What is required = Answer with nothing but a number: how many lines include the word "xlabel"?

Dataset records =
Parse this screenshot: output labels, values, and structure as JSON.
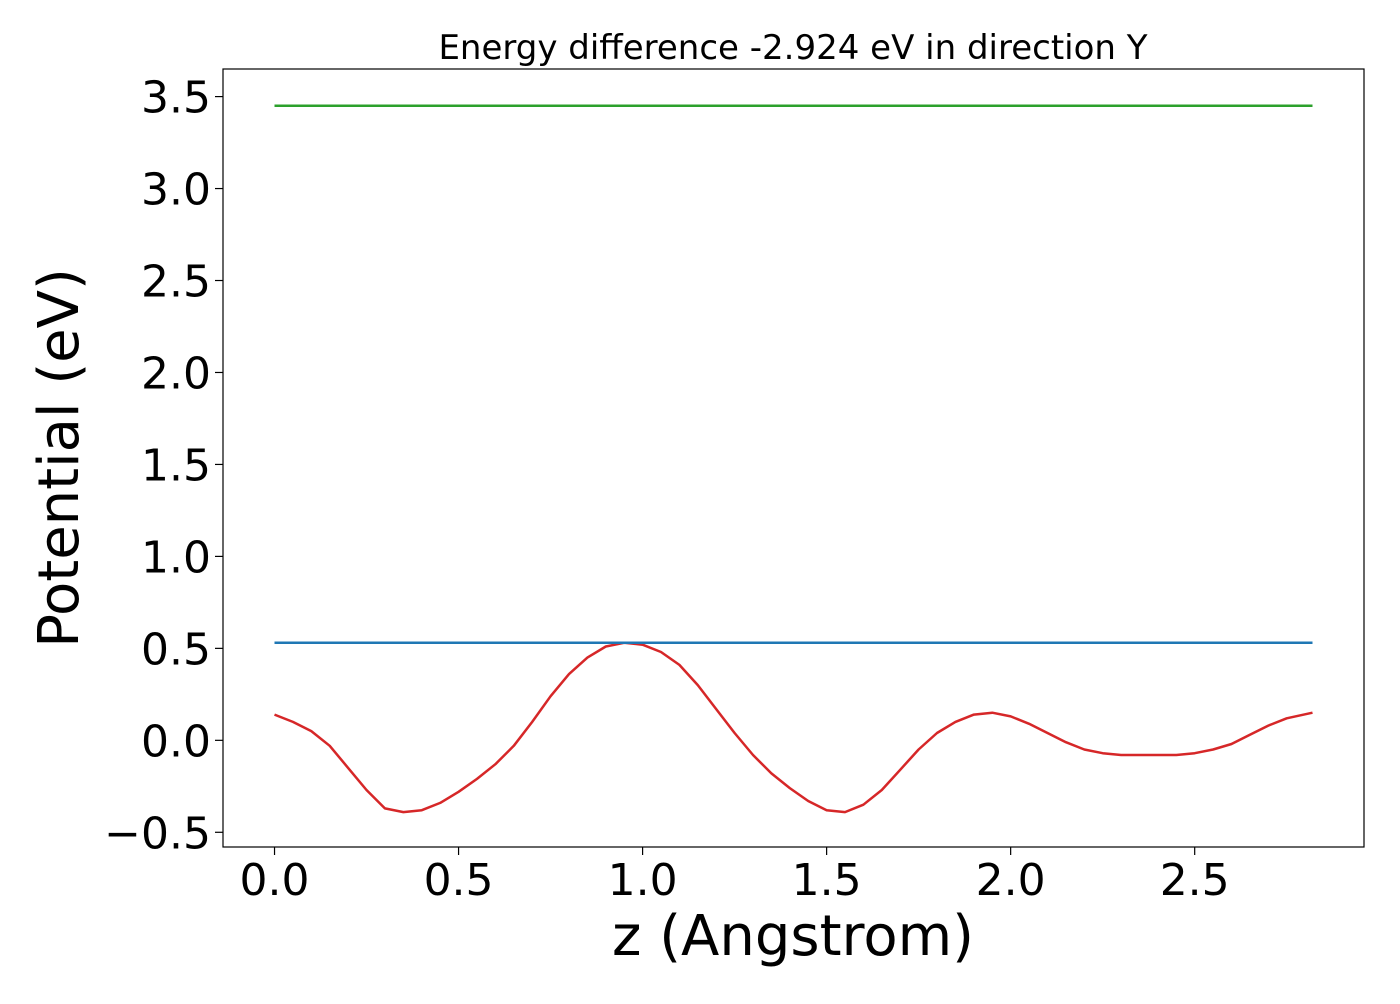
{
  "chart_data": {
    "type": "line",
    "title": "Energy difference -2.924 eV in direction Y",
    "xlabel": "z (Angstrom)",
    "ylabel": "Potential (eV)",
    "xlim": [
      -0.14,
      2.96
    ],
    "ylim": [
      -0.58,
      3.65
    ],
    "xticks": [
      0.0,
      0.5,
      1.0,
      1.5,
      2.0,
      2.5
    ],
    "xtick_labels": [
      "0.0",
      "0.5",
      "1.0",
      "1.5",
      "2.0",
      "2.5"
    ],
    "yticks": [
      -0.5,
      0.0,
      0.5,
      1.0,
      1.5,
      2.0,
      2.5,
      3.0,
      3.5
    ],
    "ytick_labels": [
      "−0.5",
      "0.0",
      "0.5",
      "1.0",
      "1.5",
      "2.0",
      "2.5",
      "3.0",
      "3.5"
    ],
    "grid": false,
    "series": [
      {
        "color": "#d62728",
        "x": [
          0.0,
          0.05,
          0.1,
          0.15,
          0.2,
          0.25,
          0.3,
          0.35,
          0.4,
          0.45,
          0.5,
          0.55,
          0.6,
          0.65,
          0.7,
          0.75,
          0.8,
          0.85,
          0.9,
          0.95,
          1.0,
          1.05,
          1.1,
          1.15,
          1.2,
          1.25,
          1.3,
          1.35,
          1.4,
          1.45,
          1.5,
          1.55,
          1.6,
          1.65,
          1.7,
          1.75,
          1.8,
          1.85,
          1.9,
          1.95,
          2.0,
          2.05,
          2.1,
          2.15,
          2.2,
          2.25,
          2.3,
          2.35,
          2.4,
          2.45,
          2.5,
          2.55,
          2.6,
          2.65,
          2.7,
          2.75,
          2.82
        ],
        "y": [
          0.14,
          0.1,
          0.05,
          -0.03,
          -0.15,
          -0.27,
          -0.37,
          -0.39,
          -0.38,
          -0.34,
          -0.28,
          -0.21,
          -0.13,
          -0.03,
          0.1,
          0.24,
          0.36,
          0.45,
          0.51,
          0.53,
          0.52,
          0.48,
          0.41,
          0.3,
          0.17,
          0.04,
          -0.08,
          -0.18,
          -0.26,
          -0.33,
          -0.38,
          -0.39,
          -0.35,
          -0.27,
          -0.16,
          -0.05,
          0.04,
          0.1,
          0.14,
          0.15,
          0.13,
          0.09,
          0.04,
          -0.01,
          -0.05,
          -0.07,
          -0.08,
          -0.08,
          -0.08,
          -0.08,
          -0.07,
          -0.05,
          -0.02,
          0.03,
          0.08,
          0.12,
          0.15
        ]
      },
      {
        "color": "#1f77b4",
        "x": [
          0.0,
          2.82
        ],
        "y": [
          0.53,
          0.53
        ]
      },
      {
        "color": "#2ca02c",
        "x": [
          0.0,
          2.82
        ],
        "y": [
          3.45,
          3.45
        ]
      }
    ]
  }
}
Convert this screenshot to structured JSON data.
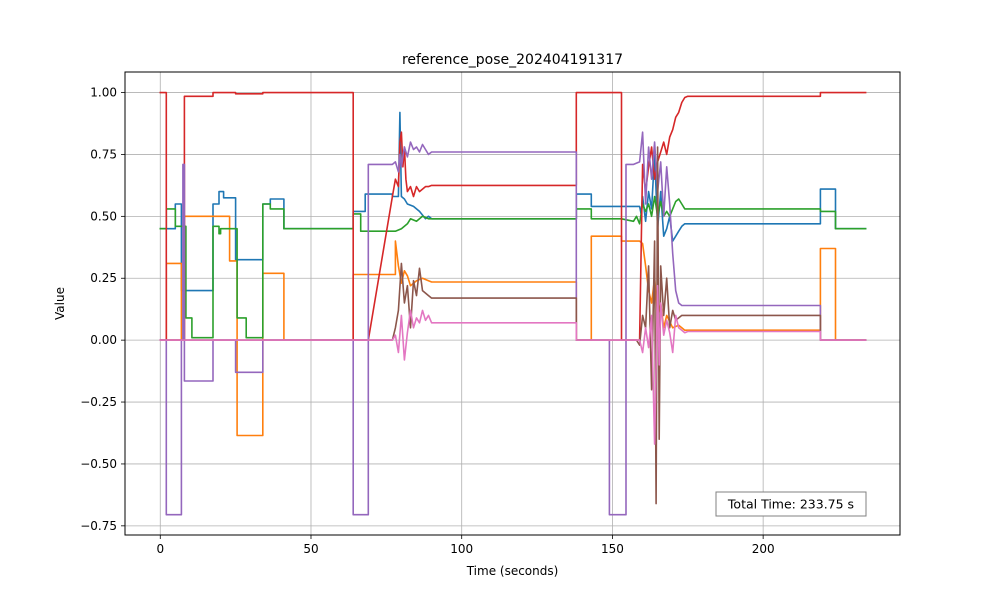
{
  "chart_data": {
    "type": "line",
    "title": "reference_pose_202404191317",
    "xlabel": "Time (seconds)",
    "ylabel": "Value",
    "xlim": [
      -11.7,
      245.4
    ],
    "ylim": [
      -0.787,
      1.083
    ],
    "xticks": [
      0,
      50,
      100,
      150,
      200
    ],
    "yticks": [
      -0.75,
      -0.5,
      -0.25,
      0.0,
      0.25,
      0.5,
      0.75,
      1.0
    ],
    "xtick_labels": [
      "0",
      "50",
      "100",
      "150",
      "200"
    ],
    "ytick_labels": [
      "−0.75",
      "−0.50",
      "−0.25",
      "0.00",
      "0.25",
      "0.50",
      "0.75",
      "1.00"
    ],
    "grid": true,
    "annotation": "Total Time: 233.75 s",
    "annotation_placement": "bottom-right",
    "series": [
      {
        "color": "#1f77b4",
        "x": [
          0,
          5,
          5,
          7,
          7,
          9,
          9,
          17.5,
          17.5,
          19.5,
          19.5,
          21,
          21,
          25,
          25,
          34,
          34,
          36.5,
          36.5,
          41,
          41,
          64,
          64,
          68,
          68,
          77,
          77,
          79,
          79.5,
          80,
          81,
          82,
          84,
          86,
          88,
          89,
          90,
          95,
          138,
          138,
          143,
          143,
          153,
          153,
          157,
          159,
          159.5,
          160,
          161,
          162,
          163,
          164,
          165,
          166,
          167,
          168,
          169,
          170,
          171,
          172,
          173,
          174,
          175,
          219,
          219,
          224,
          224,
          234
        ],
        "y": [
          0.45,
          0.45,
          0.55,
          0.55,
          0.2,
          0.2,
          0.2,
          0.2,
          0.55,
          0.55,
          0.6,
          0.6,
          0.575,
          0.575,
          0.325,
          0.325,
          0.55,
          0.55,
          0.57,
          0.57,
          0.45,
          0.45,
          0.52,
          0.52,
          0.59,
          0.59,
          0.58,
          0.58,
          0.92,
          0.58,
          0.57,
          0.55,
          0.54,
          0.52,
          0.49,
          0.5,
          0.49,
          0.49,
          0.49,
          0.59,
          0.59,
          0.54,
          0.54,
          0.54,
          0.54,
          0.54,
          0.51,
          0.58,
          0.48,
          0.6,
          0.53,
          0.75,
          0.45,
          0.6,
          0.42,
          0.45,
          0.5,
          0.4,
          0.42,
          0.44,
          0.46,
          0.47,
          0.47,
          0.47,
          0.61,
          0.61,
          0.45,
          0.45
        ]
      },
      {
        "color": "#ff7f0e",
        "x": [
          0,
          2,
          2,
          7,
          7,
          8,
          8,
          17.5,
          17.5,
          23,
          23,
          25.5,
          25.5,
          34,
          34,
          41,
          41,
          64,
          64,
          78,
          78,
          79,
          80,
          81,
          82,
          83,
          85,
          87,
          89,
          90,
          138,
          138,
          143,
          143,
          153,
          153,
          159,
          160,
          161,
          162,
          163,
          164,
          165,
          166,
          167,
          168,
          170,
          172,
          174,
          175,
          219,
          219,
          224,
          224,
          234
        ],
        "y": [
          0,
          0,
          0.31,
          0.31,
          0,
          0,
          0.5,
          0.5,
          0.5,
          0.5,
          0.32,
          0.32,
          -0.385,
          -0.385,
          0.27,
          0.27,
          0,
          0,
          0.265,
          0.265,
          0.4,
          0.3,
          0.23,
          0.28,
          0.26,
          0.22,
          0.24,
          0.25,
          0.24,
          0.235,
          0.235,
          0,
          0,
          0.42,
          0.42,
          0.4,
          0.4,
          0.39,
          0.3,
          0.2,
          0.15,
          0.25,
          0.1,
          0.15,
          0.05,
          0.1,
          0.05,
          0.06,
          0.04,
          0.04,
          0.04,
          0.37,
          0.37,
          0,
          0
        ]
      },
      {
        "color": "#2ca02c",
        "x": [
          0,
          2,
          2,
          5,
          5,
          8.5,
          8.5,
          10.5,
          10.5,
          17.5,
          17.5,
          19.5,
          19.5,
          20,
          20,
          25.5,
          25.5,
          28.5,
          28.5,
          34,
          34,
          36.5,
          36.5,
          41,
          41,
          64,
          64,
          66.5,
          66.5,
          70,
          78,
          80,
          82,
          83,
          85,
          87,
          89,
          90,
          138,
          138,
          143,
          143,
          153,
          153,
          157,
          158,
          159,
          160,
          161,
          162,
          163,
          164,
          165,
          166,
          167,
          168,
          169,
          170,
          171,
          172,
          173,
          174,
          175,
          219,
          219,
          224,
          224,
          234
        ],
        "y": [
          0.45,
          0.45,
          0.53,
          0.53,
          0.46,
          0.46,
          0.09,
          0.09,
          0.01,
          0.01,
          0.46,
          0.46,
          0.43,
          0.43,
          0.45,
          0.45,
          0.09,
          0.09,
          0.01,
          0.01,
          0.55,
          0.55,
          0.53,
          0.53,
          0.45,
          0.45,
          0.51,
          0.51,
          0.44,
          0.44,
          0.44,
          0.45,
          0.47,
          0.49,
          0.48,
          0.5,
          0.49,
          0.49,
          0.49,
          0.53,
          0.53,
          0.49,
          0.49,
          0.49,
          0.48,
          0.5,
          0.47,
          0.55,
          0.52,
          0.55,
          0.5,
          0.58,
          0.5,
          0.56,
          0.5,
          0.52,
          0.5,
          0.53,
          0.56,
          0.57,
          0.55,
          0.53,
          0.53,
          0.53,
          0.52,
          0.52,
          0.45,
          0.45
        ]
      },
      {
        "color": "#d62728",
        "x": [
          0,
          2,
          2,
          8,
          8,
          17.5,
          17.5,
          25,
          25,
          34,
          34,
          64,
          64,
          69,
          77,
          78,
          79,
          79.5,
          80,
          80.5,
          81,
          81.5,
          82,
          83,
          84,
          85,
          86,
          87,
          88,
          89,
          90,
          138,
          138,
          153,
          153,
          159,
          160,
          161,
          162,
          163,
          164,
          165,
          166,
          167,
          168,
          169,
          170,
          171,
          172,
          173,
          174,
          175,
          219,
          219,
          234
        ],
        "y": [
          1.0,
          1.0,
          0.0,
          0.0,
          0.985,
          0.985,
          1.0,
          1.0,
          0.995,
          0.995,
          1.0,
          1.0,
          0.0,
          0.0,
          0.58,
          0.65,
          0.62,
          0.8,
          0.84,
          0.7,
          0.78,
          0.65,
          0.6,
          0.62,
          0.58,
          0.62,
          0.6,
          0.61,
          0.62,
          0.62,
          0.625,
          0.625,
          1.0,
          1.0,
          0.0,
          0.0,
          0.71,
          0.6,
          0.7,
          0.78,
          0.65,
          0.72,
          0.76,
          0.8,
          0.75,
          0.82,
          0.85,
          0.9,
          0.92,
          0.96,
          0.98,
          0.985,
          0.985,
          1.0,
          1.0
        ]
      },
      {
        "color": "#9467bd",
        "x": [
          0,
          2,
          2,
          7,
          7,
          7.5,
          7.5,
          8,
          8,
          17.5,
          17.5,
          25,
          25,
          34,
          34,
          64,
          64,
          69,
          69,
          77,
          78,
          79,
          79.5,
          80,
          81,
          82,
          83,
          84,
          85,
          86,
          87,
          88,
          89,
          90,
          138,
          138,
          149,
          149,
          154.5,
          154.5,
          157,
          159,
          160,
          161,
          162,
          163,
          164,
          165,
          166,
          167,
          168,
          169,
          170,
          171,
          172,
          173,
          174,
          175,
          219,
          219,
          234
        ],
        "y": [
          0,
          0,
          -0.705,
          -0.705,
          0.0,
          0.0,
          0.71,
          0.71,
          -0.165,
          -0.165,
          0.0,
          0.0,
          -0.13,
          -0.13,
          0.0,
          0.0,
          -0.705,
          -0.705,
          0.71,
          0.71,
          0.72,
          0.68,
          0.75,
          0.7,
          0.78,
          0.74,
          0.8,
          0.77,
          0.78,
          0.76,
          0.79,
          0.77,
          0.75,
          0.76,
          0.76,
          0.0,
          0.0,
          -0.705,
          -0.705,
          0.71,
          0.71,
          0.72,
          0.84,
          0.55,
          0.78,
          0.65,
          0.8,
          0.6,
          0.72,
          0.5,
          0.7,
          0.55,
          0.35,
          0.2,
          0.15,
          0.14,
          0.14,
          0.14,
          0.14,
          0.0,
          0.0
        ]
      },
      {
        "color": "#8c564b",
        "x": [
          0,
          77,
          78,
          79,
          80,
          81,
          82,
          83,
          84,
          85,
          86,
          87,
          88,
          89,
          90,
          138,
          138,
          158,
          159,
          160,
          161,
          162,
          163,
          164,
          164.5,
          165,
          165.5,
          166,
          167,
          168,
          169,
          170,
          171,
          172,
          173,
          174,
          175,
          219,
          219,
          234
        ],
        "y": [
          0,
          0,
          0.05,
          0.12,
          0.31,
          0.15,
          0.22,
          0.05,
          0.24,
          0.18,
          0.29,
          0.2,
          0.19,
          0.18,
          0.17,
          0.17,
          0.0,
          0.0,
          -0.02,
          0.1,
          0.05,
          0.3,
          -0.2,
          0.4,
          -0.66,
          0.78,
          -0.4,
          0.3,
          0.1,
          0.25,
          0.05,
          0.12,
          0.08,
          0.09,
          0.1,
          0.1,
          0.1,
          0.1,
          0.0,
          0.0
        ]
      },
      {
        "color": "#e377c2",
        "x": [
          0,
          77,
          78,
          79,
          80,
          81,
          82,
          83,
          84,
          85,
          86,
          87,
          88,
          89,
          90,
          138,
          138,
          159,
          160,
          161,
          162,
          163,
          164,
          165,
          165.5,
          166,
          167,
          168,
          169,
          170,
          171,
          172,
          173,
          174,
          175,
          219,
          219,
          234
        ],
        "y": [
          0,
          0,
          0.02,
          -0.05,
          0.1,
          -0.08,
          0.03,
          0.12,
          0.05,
          0.09,
          0.07,
          0.12,
          0.08,
          0.1,
          0.07,
          0.07,
          0.0,
          0.0,
          -0.05,
          0.05,
          -0.03,
          0.1,
          -0.42,
          0.22,
          -0.1,
          0.15,
          0.02,
          0.08,
          0.03,
          -0.05,
          0.1,
          0.05,
          0.04,
          0.03,
          0.035,
          0.035,
          0.0,
          0.0
        ]
      }
    ]
  }
}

Answer in full = 2